■ **Directions**
Lines containing the word "dataFrameHive" are to be located and copied.

^^^^^^^^^^^^^^^^

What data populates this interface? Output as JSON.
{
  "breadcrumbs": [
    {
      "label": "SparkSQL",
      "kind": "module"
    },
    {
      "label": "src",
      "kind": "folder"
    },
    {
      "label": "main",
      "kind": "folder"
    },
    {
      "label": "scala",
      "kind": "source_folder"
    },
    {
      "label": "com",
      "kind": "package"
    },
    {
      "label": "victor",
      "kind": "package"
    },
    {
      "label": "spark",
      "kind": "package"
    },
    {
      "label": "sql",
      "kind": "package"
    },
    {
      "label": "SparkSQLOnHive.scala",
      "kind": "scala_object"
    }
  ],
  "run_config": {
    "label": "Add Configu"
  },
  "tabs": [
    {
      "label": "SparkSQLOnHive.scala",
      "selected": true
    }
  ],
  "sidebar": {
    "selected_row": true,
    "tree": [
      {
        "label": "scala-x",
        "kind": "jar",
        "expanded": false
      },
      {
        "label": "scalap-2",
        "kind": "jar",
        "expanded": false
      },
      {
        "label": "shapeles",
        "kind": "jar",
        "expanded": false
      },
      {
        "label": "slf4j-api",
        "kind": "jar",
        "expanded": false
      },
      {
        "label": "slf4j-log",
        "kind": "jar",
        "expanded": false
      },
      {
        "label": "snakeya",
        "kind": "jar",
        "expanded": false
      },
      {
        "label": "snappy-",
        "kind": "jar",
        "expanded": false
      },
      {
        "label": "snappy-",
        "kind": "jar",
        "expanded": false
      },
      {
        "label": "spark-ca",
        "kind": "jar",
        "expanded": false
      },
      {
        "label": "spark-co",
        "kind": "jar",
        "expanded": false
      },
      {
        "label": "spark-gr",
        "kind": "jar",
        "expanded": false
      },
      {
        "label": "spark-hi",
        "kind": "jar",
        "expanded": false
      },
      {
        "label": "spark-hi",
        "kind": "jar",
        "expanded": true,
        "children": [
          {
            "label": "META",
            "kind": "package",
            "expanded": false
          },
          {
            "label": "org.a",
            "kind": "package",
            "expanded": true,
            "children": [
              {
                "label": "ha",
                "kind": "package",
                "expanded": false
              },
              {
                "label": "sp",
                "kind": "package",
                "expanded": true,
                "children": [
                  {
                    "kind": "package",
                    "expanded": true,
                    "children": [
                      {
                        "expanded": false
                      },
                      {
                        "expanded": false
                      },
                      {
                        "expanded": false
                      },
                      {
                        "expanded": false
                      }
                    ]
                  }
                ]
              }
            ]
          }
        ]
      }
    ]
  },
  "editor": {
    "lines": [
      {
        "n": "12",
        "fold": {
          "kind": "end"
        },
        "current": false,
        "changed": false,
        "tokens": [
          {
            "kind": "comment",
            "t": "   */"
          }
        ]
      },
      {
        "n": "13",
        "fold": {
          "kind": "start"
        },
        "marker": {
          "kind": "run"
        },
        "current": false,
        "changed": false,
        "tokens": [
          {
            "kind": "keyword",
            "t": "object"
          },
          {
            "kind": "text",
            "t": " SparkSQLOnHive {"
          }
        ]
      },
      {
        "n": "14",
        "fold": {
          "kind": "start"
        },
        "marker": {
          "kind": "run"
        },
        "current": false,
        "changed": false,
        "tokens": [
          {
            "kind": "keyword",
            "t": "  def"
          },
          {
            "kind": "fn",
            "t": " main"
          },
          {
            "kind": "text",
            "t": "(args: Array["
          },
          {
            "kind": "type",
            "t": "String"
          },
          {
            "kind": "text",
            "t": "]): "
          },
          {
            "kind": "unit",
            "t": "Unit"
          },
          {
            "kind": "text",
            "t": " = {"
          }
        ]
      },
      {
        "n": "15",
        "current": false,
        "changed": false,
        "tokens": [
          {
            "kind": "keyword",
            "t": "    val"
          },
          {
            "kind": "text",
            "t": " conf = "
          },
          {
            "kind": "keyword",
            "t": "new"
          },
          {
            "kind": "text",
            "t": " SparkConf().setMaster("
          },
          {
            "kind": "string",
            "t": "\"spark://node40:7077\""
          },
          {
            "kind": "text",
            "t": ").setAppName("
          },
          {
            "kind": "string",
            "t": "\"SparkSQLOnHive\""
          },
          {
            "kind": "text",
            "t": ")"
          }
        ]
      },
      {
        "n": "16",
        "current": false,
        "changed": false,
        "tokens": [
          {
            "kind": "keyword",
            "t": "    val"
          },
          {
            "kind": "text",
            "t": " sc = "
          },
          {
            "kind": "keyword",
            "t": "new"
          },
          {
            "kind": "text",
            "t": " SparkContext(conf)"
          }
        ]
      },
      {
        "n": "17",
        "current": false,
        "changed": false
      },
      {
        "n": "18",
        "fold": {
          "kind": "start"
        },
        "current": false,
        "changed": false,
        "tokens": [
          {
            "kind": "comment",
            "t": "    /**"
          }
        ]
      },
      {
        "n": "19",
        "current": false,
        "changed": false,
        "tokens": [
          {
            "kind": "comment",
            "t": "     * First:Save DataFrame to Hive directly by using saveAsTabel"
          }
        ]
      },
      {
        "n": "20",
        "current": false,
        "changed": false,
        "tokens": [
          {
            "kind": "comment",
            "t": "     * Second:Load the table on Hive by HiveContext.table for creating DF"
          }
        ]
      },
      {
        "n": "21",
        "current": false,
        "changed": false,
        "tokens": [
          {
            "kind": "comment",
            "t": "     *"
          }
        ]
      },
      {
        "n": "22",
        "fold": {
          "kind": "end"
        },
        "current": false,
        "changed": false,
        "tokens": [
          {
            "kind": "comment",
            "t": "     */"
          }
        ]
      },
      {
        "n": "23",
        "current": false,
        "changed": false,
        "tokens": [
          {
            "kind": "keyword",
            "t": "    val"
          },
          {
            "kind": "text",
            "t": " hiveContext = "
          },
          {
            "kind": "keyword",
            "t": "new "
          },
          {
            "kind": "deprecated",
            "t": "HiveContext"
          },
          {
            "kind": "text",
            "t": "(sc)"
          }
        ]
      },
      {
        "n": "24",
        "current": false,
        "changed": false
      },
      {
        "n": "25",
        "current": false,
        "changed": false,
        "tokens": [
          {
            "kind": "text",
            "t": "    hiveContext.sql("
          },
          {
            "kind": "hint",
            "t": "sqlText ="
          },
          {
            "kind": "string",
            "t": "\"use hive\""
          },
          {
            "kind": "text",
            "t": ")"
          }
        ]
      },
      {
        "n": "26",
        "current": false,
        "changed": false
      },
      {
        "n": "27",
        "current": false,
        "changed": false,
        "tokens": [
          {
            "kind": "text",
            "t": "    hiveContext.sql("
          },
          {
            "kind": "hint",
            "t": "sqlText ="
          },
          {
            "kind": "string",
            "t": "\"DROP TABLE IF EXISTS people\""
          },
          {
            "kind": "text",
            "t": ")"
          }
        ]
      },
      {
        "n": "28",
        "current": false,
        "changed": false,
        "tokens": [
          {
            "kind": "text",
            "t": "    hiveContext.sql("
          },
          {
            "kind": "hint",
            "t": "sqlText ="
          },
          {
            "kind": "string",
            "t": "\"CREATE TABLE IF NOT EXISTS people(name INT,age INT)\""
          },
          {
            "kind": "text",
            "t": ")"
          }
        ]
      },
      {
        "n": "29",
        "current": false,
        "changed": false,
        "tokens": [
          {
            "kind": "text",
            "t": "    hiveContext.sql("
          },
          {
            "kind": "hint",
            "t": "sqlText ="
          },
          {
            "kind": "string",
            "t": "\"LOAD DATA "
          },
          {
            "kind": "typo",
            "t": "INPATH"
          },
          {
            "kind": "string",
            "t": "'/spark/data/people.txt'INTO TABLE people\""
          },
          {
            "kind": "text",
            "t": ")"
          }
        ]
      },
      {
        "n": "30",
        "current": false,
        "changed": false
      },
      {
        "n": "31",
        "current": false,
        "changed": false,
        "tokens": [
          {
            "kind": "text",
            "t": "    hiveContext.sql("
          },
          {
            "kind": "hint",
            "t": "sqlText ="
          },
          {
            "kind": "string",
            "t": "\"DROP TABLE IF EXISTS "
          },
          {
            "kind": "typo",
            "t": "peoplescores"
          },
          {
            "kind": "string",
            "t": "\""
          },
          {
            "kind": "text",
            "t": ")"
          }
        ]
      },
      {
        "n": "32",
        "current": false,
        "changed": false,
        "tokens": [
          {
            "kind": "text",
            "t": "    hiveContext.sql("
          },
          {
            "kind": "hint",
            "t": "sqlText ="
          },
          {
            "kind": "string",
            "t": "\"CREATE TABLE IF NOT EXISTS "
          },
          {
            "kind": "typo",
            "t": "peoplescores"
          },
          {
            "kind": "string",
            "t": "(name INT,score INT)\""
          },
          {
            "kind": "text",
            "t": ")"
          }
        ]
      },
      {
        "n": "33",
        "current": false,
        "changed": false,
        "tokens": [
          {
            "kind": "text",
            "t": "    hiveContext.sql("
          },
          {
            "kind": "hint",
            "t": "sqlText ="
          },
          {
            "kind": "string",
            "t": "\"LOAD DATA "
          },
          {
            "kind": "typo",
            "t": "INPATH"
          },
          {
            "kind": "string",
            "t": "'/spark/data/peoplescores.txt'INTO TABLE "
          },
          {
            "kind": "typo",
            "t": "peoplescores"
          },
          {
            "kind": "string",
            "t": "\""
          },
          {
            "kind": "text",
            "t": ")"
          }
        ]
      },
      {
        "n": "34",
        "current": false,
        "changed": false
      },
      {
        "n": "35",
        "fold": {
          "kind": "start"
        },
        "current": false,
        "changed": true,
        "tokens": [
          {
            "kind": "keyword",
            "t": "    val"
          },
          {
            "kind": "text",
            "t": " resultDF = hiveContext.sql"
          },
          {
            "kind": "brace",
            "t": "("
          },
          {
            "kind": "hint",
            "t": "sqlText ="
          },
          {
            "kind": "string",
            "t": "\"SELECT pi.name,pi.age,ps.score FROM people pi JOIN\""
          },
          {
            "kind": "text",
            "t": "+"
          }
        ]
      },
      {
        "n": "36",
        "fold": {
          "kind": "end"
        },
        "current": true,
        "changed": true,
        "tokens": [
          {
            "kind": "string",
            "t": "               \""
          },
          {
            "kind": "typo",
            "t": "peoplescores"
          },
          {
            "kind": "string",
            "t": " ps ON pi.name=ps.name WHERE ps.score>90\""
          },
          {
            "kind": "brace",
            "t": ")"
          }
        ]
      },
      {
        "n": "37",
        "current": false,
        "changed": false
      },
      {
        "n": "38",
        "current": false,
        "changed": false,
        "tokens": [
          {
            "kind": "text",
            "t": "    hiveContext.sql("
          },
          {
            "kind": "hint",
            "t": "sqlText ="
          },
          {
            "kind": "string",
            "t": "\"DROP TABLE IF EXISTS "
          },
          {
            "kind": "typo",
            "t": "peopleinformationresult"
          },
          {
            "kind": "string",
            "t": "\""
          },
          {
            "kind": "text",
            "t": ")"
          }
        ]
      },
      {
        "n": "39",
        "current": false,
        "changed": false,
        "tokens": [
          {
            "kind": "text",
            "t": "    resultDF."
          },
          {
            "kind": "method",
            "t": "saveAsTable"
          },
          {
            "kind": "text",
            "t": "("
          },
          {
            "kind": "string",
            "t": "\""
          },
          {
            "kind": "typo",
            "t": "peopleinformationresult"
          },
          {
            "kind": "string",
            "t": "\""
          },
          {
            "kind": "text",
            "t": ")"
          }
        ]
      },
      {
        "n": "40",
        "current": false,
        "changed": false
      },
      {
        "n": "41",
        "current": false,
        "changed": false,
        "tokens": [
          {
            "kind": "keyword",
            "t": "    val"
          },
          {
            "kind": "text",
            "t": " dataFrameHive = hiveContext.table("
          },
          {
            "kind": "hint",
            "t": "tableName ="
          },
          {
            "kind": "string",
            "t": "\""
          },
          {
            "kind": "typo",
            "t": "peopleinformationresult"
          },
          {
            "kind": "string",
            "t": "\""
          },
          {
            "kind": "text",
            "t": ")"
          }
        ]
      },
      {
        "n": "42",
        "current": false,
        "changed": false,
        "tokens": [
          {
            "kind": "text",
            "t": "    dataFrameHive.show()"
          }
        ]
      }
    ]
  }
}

^^^^^^^^^^^^^^^^

■ **The reply**
            "t": " dataFrameHive = hiveContext.table("
            "t": "    dataFrameHive.show()"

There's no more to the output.